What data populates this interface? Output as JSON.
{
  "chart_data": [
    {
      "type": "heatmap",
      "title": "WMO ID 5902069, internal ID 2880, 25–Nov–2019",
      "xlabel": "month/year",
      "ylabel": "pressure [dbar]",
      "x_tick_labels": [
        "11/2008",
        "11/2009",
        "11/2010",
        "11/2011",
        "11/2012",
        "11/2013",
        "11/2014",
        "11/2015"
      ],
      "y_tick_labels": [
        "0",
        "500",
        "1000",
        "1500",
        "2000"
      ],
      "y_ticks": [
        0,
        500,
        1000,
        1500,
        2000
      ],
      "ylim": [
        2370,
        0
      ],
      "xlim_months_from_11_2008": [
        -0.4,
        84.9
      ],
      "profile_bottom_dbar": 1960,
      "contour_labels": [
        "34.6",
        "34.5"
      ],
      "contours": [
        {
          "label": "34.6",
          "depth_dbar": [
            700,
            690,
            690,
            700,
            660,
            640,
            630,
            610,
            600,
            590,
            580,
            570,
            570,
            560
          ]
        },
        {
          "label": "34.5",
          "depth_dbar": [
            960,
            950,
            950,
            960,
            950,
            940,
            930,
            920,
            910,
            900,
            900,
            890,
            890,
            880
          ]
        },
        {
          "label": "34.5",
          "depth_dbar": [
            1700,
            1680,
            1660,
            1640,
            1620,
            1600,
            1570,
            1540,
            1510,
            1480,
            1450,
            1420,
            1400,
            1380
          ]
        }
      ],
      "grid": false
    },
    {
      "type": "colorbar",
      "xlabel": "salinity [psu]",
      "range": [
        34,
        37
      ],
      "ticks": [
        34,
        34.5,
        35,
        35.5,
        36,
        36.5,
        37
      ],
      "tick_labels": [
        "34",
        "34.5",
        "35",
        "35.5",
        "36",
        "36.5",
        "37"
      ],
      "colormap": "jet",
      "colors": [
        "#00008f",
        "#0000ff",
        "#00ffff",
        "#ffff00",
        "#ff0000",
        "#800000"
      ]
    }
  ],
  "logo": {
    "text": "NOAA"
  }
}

STATED GOAL
Read through the entries and copy each line in which "xlabel" appears.

RESPONSE
      "xlabel": "month/year",
      "xlabel": "salinity [psu]",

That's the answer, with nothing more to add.